REQUIREMENT ::
List all lines in the material below that contain "Factores".

AVAILABLE RECORDS ::
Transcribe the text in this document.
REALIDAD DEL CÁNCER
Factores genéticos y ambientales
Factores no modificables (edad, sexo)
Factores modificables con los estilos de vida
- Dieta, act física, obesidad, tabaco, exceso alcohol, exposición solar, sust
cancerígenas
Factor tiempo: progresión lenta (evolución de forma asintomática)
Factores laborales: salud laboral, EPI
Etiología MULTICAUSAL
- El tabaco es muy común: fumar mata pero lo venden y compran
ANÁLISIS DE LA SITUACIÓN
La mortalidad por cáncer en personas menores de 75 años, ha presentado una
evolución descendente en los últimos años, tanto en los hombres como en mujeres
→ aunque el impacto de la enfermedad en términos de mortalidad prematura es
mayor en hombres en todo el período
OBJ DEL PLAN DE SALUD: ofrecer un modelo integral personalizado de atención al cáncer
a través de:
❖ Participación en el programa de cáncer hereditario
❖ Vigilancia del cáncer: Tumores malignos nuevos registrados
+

EXPECTED OUTPUT ::
Factores genéticos y ambientales
Factores no modificables (edad, sexo)
Factores modificables con los estilos de vida
Factores laborales: salud laboral, EPI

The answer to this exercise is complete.